EXERCISE REQUIREMENTS. Copy the listing out in full. Keep every word as it is.

☆ ☆ ☆ ☆

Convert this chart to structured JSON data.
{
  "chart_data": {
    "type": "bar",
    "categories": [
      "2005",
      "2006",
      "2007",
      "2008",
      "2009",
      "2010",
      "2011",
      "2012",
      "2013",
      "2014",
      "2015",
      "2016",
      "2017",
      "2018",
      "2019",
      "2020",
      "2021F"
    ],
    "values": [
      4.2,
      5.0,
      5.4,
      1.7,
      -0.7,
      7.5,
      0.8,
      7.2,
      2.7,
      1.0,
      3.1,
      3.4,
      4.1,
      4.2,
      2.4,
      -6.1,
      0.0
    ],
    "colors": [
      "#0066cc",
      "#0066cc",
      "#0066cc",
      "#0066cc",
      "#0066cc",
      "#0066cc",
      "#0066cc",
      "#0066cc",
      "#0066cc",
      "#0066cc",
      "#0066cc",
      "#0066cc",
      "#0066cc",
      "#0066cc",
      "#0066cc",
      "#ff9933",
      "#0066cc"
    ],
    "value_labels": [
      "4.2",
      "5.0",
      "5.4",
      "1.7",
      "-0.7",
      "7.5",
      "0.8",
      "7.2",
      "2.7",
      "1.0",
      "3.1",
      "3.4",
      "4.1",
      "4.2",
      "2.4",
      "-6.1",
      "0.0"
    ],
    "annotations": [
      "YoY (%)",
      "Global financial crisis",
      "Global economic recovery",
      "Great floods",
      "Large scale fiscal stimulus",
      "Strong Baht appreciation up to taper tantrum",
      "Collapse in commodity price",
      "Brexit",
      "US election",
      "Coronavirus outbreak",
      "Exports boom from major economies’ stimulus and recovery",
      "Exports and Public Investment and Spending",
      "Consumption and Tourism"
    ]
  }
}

☆ ☆ ☆ ☆

YOUR RESPONSE.
Convert this chart to structured JSON data.
{
  "chart_data": {
    "type": "bar",
    "categories": [
      "2005",
      "2006",
      "2007",
      "2008",
      "2009",
      "2010",
      "2011",
      "2012",
      "2013",
      "2014",
      "2015",
      "2016",
      "2017",
      "2018",
      "2019",
      "2020",
      "2021F"
    ],
    "values": [
      4.2,
      5.0,
      5.4,
      1.7,
      -0.7,
      7.5,
      0.8,
      7.2,
      2.7,
      1.0,
      3.1,
      3.4,
      4.1,
      4.2,
      2.4,
      -6.1,
      0.0
    ],
    "colors": [
      "#0066cc",
      "#0066cc",
      "#0066cc",
      "#0066cc",
      "#0066cc",
      "#0066cc",
      "#0066cc",
      "#0066cc",
      "#0066cc",
      "#0066cc",
      "#0066cc",
      "#0066cc",
      "#0066cc",
      "#0066cc",
      "#0066cc",
      "#ff9933",
      "#0066cc"
    ],
    "value_labels": [
      "4.2",
      "5.0",
      "5.4",
      "1.7",
      "-0.7",
      "7.5",
      "0.8",
      "7.2",
      "2.7",
      "1.0",
      "3.1",
      "3.4",
      "4.1",
      "4.2",
      "2.4",
      "-6.1",
      "0.0"
    ],
    "annotations": [
      "YoY (%)",
      "Global financial crisis",
      "Global economic recovery",
      "Great floods",
      "Large scale fiscal stimulus",
      "Strong Baht appreciation up to taper tantrum",
      "Collapse in commodity price",
      "Brexit",
      "US election",
      "Coronavirus outbreak",
      "Exports boom from major economies’ stimulus and recovery",
      "Exports and Public Investment and Spending",
      "Consumption and Tourism"
    ]
  }
}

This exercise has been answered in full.